#### Your objective:
Restate the data below word for word. Skip any images it contains.

#### Items listed in a dataset:
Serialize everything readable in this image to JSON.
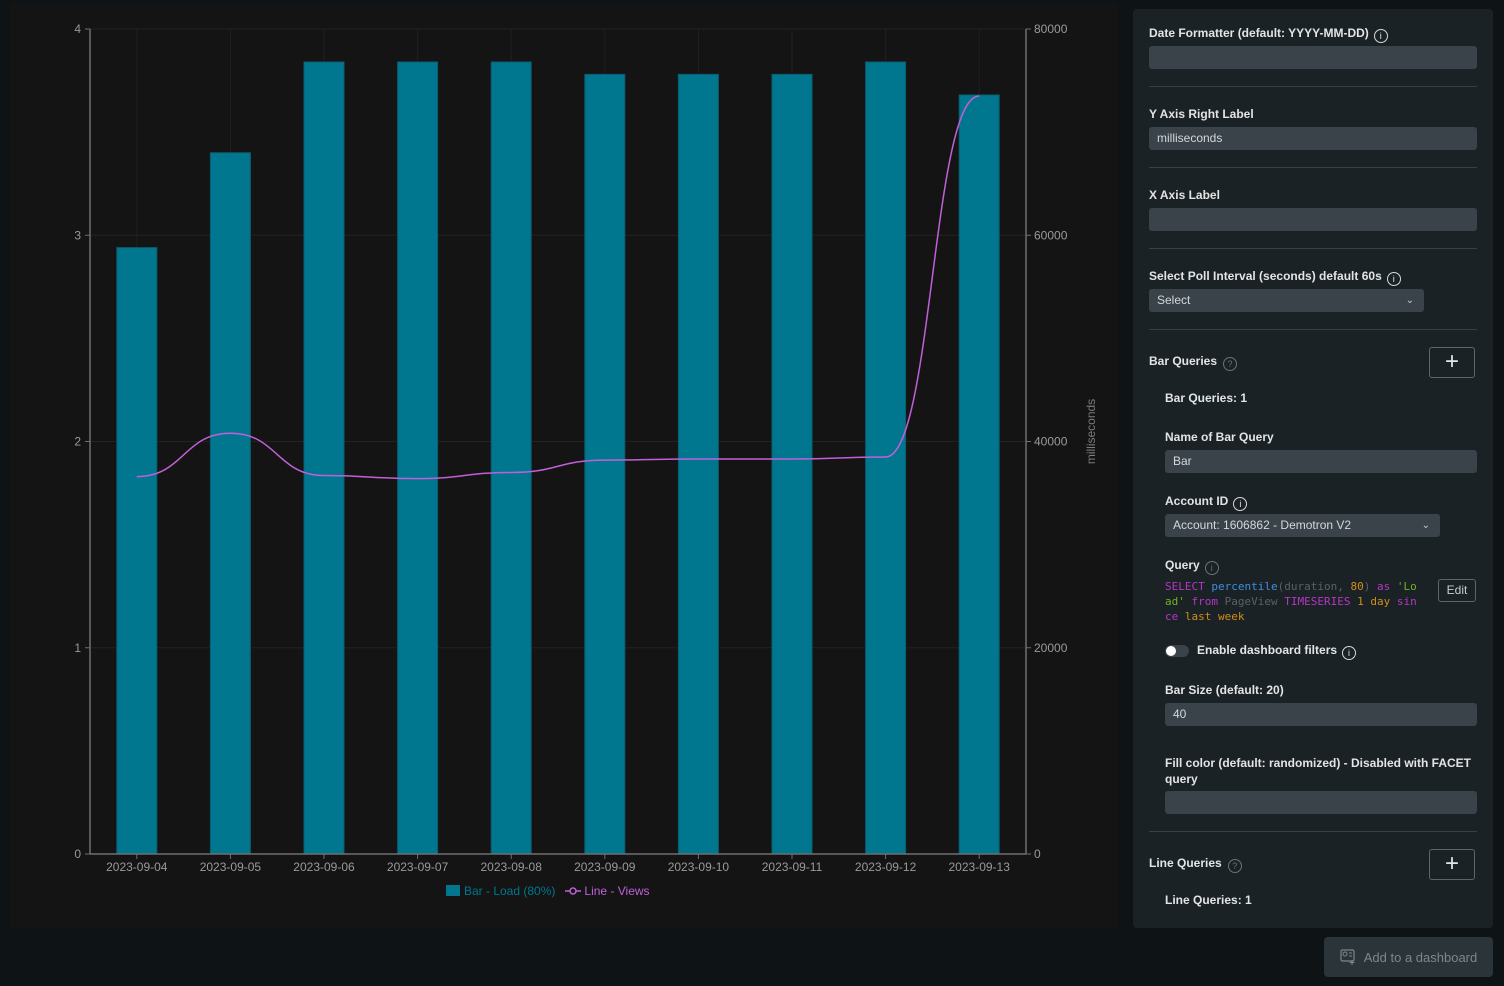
{
  "chart_data": {
    "type": "bar",
    "title": "",
    "categories": [
      "2023-09-04",
      "2023-09-05",
      "2023-09-06",
      "2023-09-07",
      "2023-09-08",
      "2023-09-09",
      "2023-09-10",
      "2023-09-11",
      "2023-09-12",
      "2023-09-13"
    ],
    "series": [
      {
        "name": "Bar - Load (80%)",
        "type": "bar",
        "axis": "left",
        "color": "#00778f",
        "values": [
          2.94,
          3.4,
          3.84,
          3.84,
          3.84,
          3.78,
          3.78,
          3.78,
          3.84,
          3.68
        ]
      },
      {
        "name": "Line - Views",
        "type": "line",
        "axis": "right",
        "color": "#c060d8",
        "values": [
          36600,
          40800,
          36700,
          36400,
          37000,
          38200,
          38300,
          38300,
          38500,
          73500
        ]
      }
    ],
    "xlabel": "",
    "ylabel_left": "",
    "ylabel_right": "milliseconds",
    "ylim_left": [
      0,
      4
    ],
    "yticks_left": [
      "0",
      "1",
      "2",
      "3",
      "4"
    ],
    "ylim_right": [
      0,
      80000
    ],
    "yticks_right": [
      "0",
      "20000",
      "40000",
      "60000",
      "80000"
    ],
    "grid": true,
    "legend_position": "bottom-center"
  },
  "legend": {
    "bar": "Bar - Load (80%)",
    "line": "Line - Views"
  },
  "settings": {
    "date_formatter_label": "Date Formatter (default: YYYY-MM-DD)",
    "date_formatter_value": "",
    "y_axis_right_label": "Y Axis Right Label",
    "y_axis_right_value": "milliseconds",
    "x_axis_label": "X Axis Label",
    "x_axis_value": "",
    "poll_interval_label": "Select Poll Interval (seconds) default 60s",
    "poll_interval_value": "Select",
    "bar_queries_label": "Bar Queries",
    "bar_queries_count": "Bar Queries: 1",
    "bar_query_name_label": "Name of Bar Query",
    "bar_query_name_value": "Bar",
    "account_id_label": "Account ID",
    "account_id_value": "Account: 1606862 - Demotron V2",
    "query_label": "Query",
    "query_tokens": {
      "t1": "SELECT",
      "t2": "percentile",
      "t3": "(duration, ",
      "t4": "80",
      "t5": ") ",
      "t6": "as",
      "t7": "'Load'",
      "t8": "from",
      "t9": "PageView",
      "t10": "TIMESERIES",
      "t11": "1 day",
      "t12": "since",
      "t13": "last week"
    },
    "edit_label": "Edit",
    "dashboard_filters_label": "Enable dashboard filters",
    "dashboard_filters_enabled": false,
    "bar_size_label": "Bar Size (default: 20)",
    "bar_size_value": "40",
    "fill_color_label": "Fill color (default: randomized) - Disabled with FACET query",
    "fill_color_value": "",
    "line_queries_label": "Line Queries",
    "line_queries_count": "Line Queries: 1",
    "info_glyph": "i",
    "help_glyph": "?",
    "plus_glyph": "+",
    "chevron_glyph": "⌄"
  },
  "footer": {
    "add_to_dashboard": "Add to a dashboard"
  }
}
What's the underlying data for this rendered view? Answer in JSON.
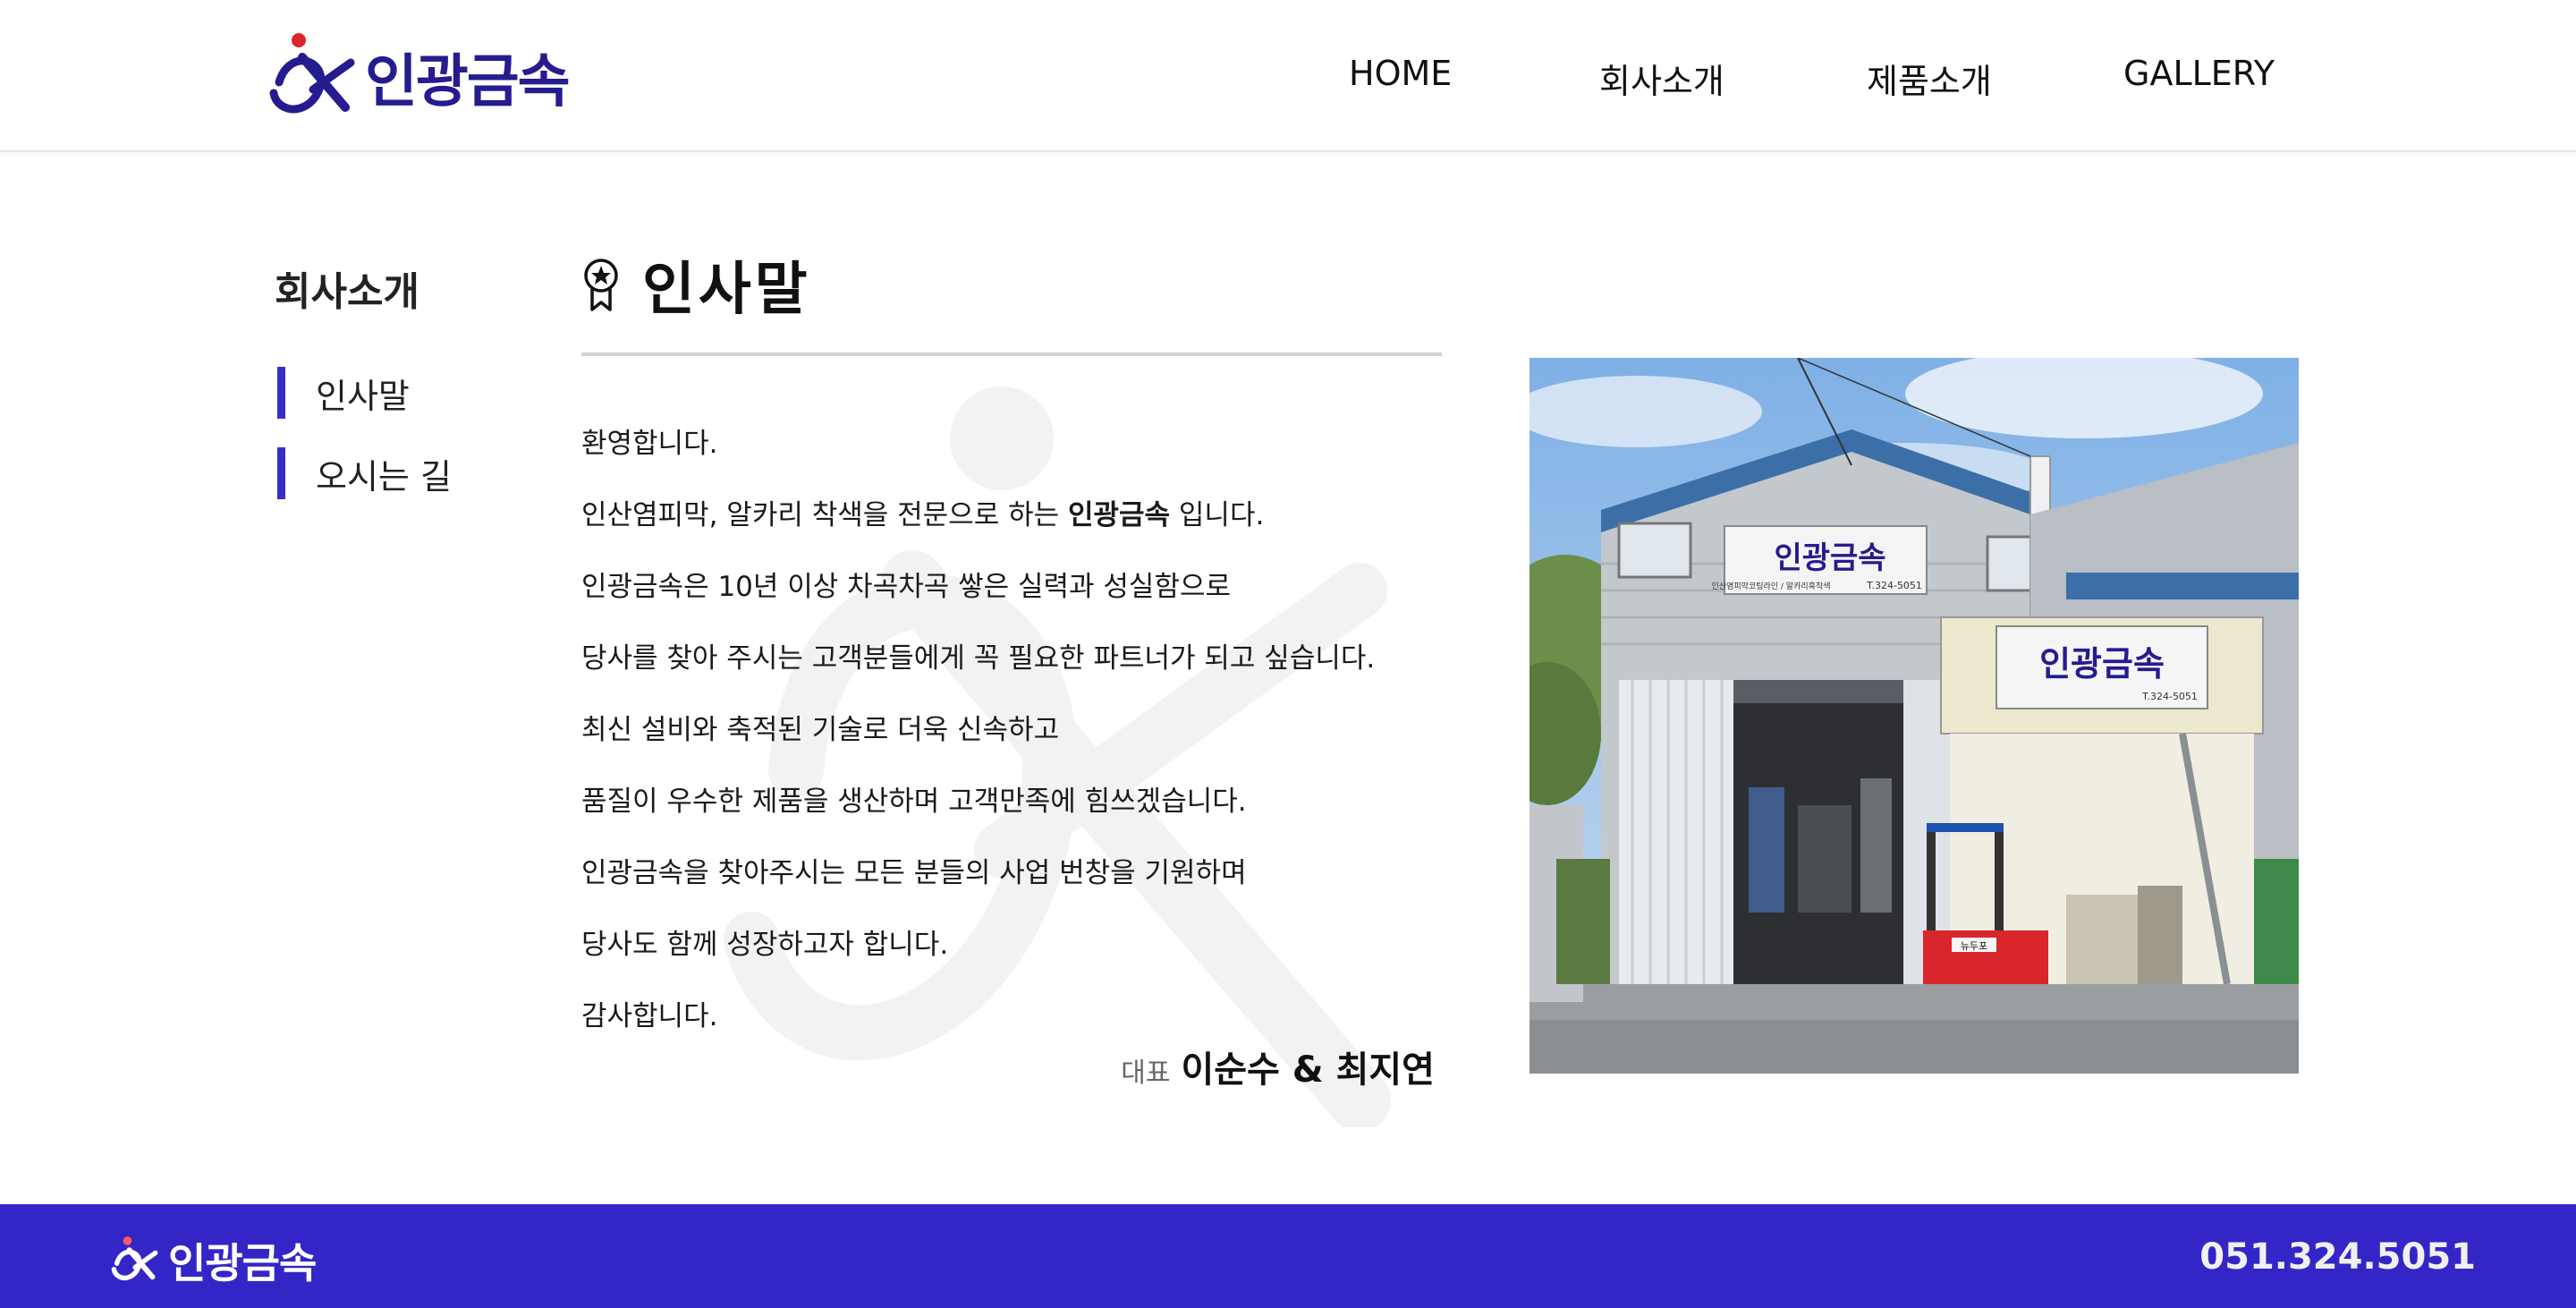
{
  "header": {
    "logo_text": "인광금속",
    "nav": [
      {
        "label": "HOME"
      },
      {
        "label": "회사소개"
      },
      {
        "label": "제품소개"
      },
      {
        "label": "GALLERY"
      }
    ]
  },
  "sidebar": {
    "title": "회사소개",
    "items": [
      {
        "label": "인사말"
      },
      {
        "label": "오시는 길"
      }
    ],
    "accent_color": "#3a2ec9"
  },
  "main": {
    "section_icon": "award-ribbon-icon",
    "title": "인사말",
    "greeting_lines": [
      "환영합니다.",
      {
        "before": "인산염피막, 알카리 착색을 전문으로 하는 ",
        "bold": "인광금속",
        "after": " 입니다."
      },
      "인광금속은 10년 이상 차곡차곡 쌓은 실력과 성실함으로",
      "당사를 찾아 주시는 고객분들에게 꼭 필요한 파트너가 되고 싶습니다.",
      "최신 설비와 축적된 기술로 더욱 신속하고",
      "품질이 우수한 제품을 생산하며 고객만족에 힘쓰겠습니다.",
      "인광금속을 찾아주시는 모든 분들의 사업 번창을 기원하며",
      "당사도 함께 성장하고자 합니다.",
      "감사합니다."
    ],
    "signature_label": "대표",
    "signature_names": "이순수 & 최지연",
    "photo": {
      "sign_text": "인광금속",
      "sign_sub": "인산염피막코팅라인 / 알카리흑착색",
      "sign_phone": "T.324-5051",
      "forklift_label": "뉴두포"
    }
  },
  "footer": {
    "logo_text": "인광금속",
    "phone": "051.324.5051",
    "background_color": "#3426c6"
  }
}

#### Written response:
Serialize everything readable in this image to JSON.
{
  "chart_data": {
    "type": "bar",
    "title": "",
    "categories": [
      "2023-09-04",
      "2023-09-05",
      "2023-09-06",
      "2023-09-07",
      "2023-09-08",
      "2023-09-09",
      "2023-09-10",
      "2023-09-11",
      "2023-09-12",
      "2023-09-13"
    ],
    "series": [
      {
        "name": "Bar - Load (80%)",
        "type": "bar",
        "axis": "left",
        "color": "#00778f",
        "values": [
          2.94,
          3.4,
          3.84,
          3.84,
          3.84,
          3.78,
          3.78,
          3.78,
          3.84,
          3.68
        ]
      },
      {
        "name": "Line - Views",
        "type": "line",
        "axis": "right",
        "color": "#c060d8",
        "values": [
          36600,
          40800,
          36700,
          36400,
          37000,
          38200,
          38300,
          38300,
          38500,
          73500
        ]
      }
    ],
    "xlabel": "",
    "ylabel_left": "",
    "ylabel_right": "milliseconds",
    "ylim_left": [
      0,
      4
    ],
    "yticks_left": [
      "0",
      "1",
      "2",
      "3",
      "4"
    ],
    "ylim_right": [
      0,
      80000
    ],
    "yticks_right": [
      "0",
      "20000",
      "40000",
      "60000",
      "80000"
    ],
    "grid": true,
    "legend_position": "bottom-center"
  },
  "legend": {
    "bar": "Bar - Load (80%)",
    "line": "Line - Views"
  },
  "settings": {
    "date_formatter_label": "Date Formatter (default: YYYY-MM-DD)",
    "date_formatter_value": "",
    "y_axis_right_label": "Y Axis Right Label",
    "y_axis_right_value": "milliseconds",
    "x_axis_label": "X Axis Label",
    "x_axis_value": "",
    "poll_interval_label": "Select Poll Interval (seconds) default 60s",
    "poll_interval_value": "Select",
    "bar_queries_label": "Bar Queries",
    "bar_queries_count": "Bar Queries: 1",
    "bar_query_name_label": "Name of Bar Query",
    "bar_query_name_value": "Bar",
    "account_id_label": "Account ID",
    "account_id_value": "Account: 1606862 - Demotron V2",
    "query_label": "Query",
    "query_tokens": {
      "t1": "SELECT",
      "t2": "percentile",
      "t3": "(duration, ",
      "t4": "80",
      "t5": ") ",
      "t6": "as",
      "t7": "'Load'",
      "t8": "from",
      "t9": "PageView",
      "t10": "TIMESERIES",
      "t11": "1 day",
      "t12": "since",
      "t13": "last week"
    },
    "edit_label": "Edit",
    "dashboard_filters_label": "Enable dashboard filters",
    "dashboard_filters_enabled": false,
    "bar_size_label": "Bar Size (default: 20)",
    "bar_size_value": "40",
    "fill_color_label": "Fill color (default: randomized) - Disabled with FACET query",
    "fill_color_value": "",
    "line_queries_label": "Line Queries",
    "line_queries_count": "Line Queries: 1",
    "info_glyph": "i",
    "help_glyph": "?",
    "plus_glyph": "+",
    "chevron_glyph": "⌄"
  },
  "footer": {
    "add_to_dashboard": "Add to a dashboard"
  }
}
What's the underlying data for this rendered view? Answer in JSON.
{
  "header": {
    "logo_text": "인광금속",
    "nav": [
      {
        "label": "HOME"
      },
      {
        "label": "회사소개"
      },
      {
        "label": "제품소개"
      },
      {
        "label": "GALLERY"
      }
    ]
  },
  "sidebar": {
    "title": "회사소개",
    "items": [
      {
        "label": "인사말"
      },
      {
        "label": "오시는 길"
      }
    ],
    "accent_color": "#3a2ec9"
  },
  "main": {
    "section_icon": "award-ribbon-icon",
    "title": "인사말",
    "greeting_lines": [
      "환영합니다.",
      {
        "before": "인산염피막, 알카리 착색을 전문으로 하는 ",
        "bold": "인광금속",
        "after": " 입니다."
      },
      "인광금속은 10년 이상 차곡차곡 쌓은 실력과 성실함으로",
      "당사를 찾아 주시는 고객분들에게 꼭 필요한 파트너가 되고 싶습니다.",
      "최신 설비와 축적된 기술로 더욱 신속하고",
      "품질이 우수한 제품을 생산하며 고객만족에 힘쓰겠습니다.",
      "인광금속을 찾아주시는 모든 분들의 사업 번창을 기원하며",
      "당사도 함께 성장하고자 합니다.",
      "감사합니다."
    ],
    "signature_label": "대표",
    "signature_names": "이순수 & 최지연",
    "photo": {
      "sign_text": "인광금속",
      "sign_sub": "인산염피막코팅라인 / 알카리흑착색",
      "sign_phone": "T.324-5051",
      "forklift_label": "뉴두포"
    }
  },
  "footer": {
    "logo_text": "인광금속",
    "phone": "051.324.5051",
    "background_color": "#3426c6"
  }
}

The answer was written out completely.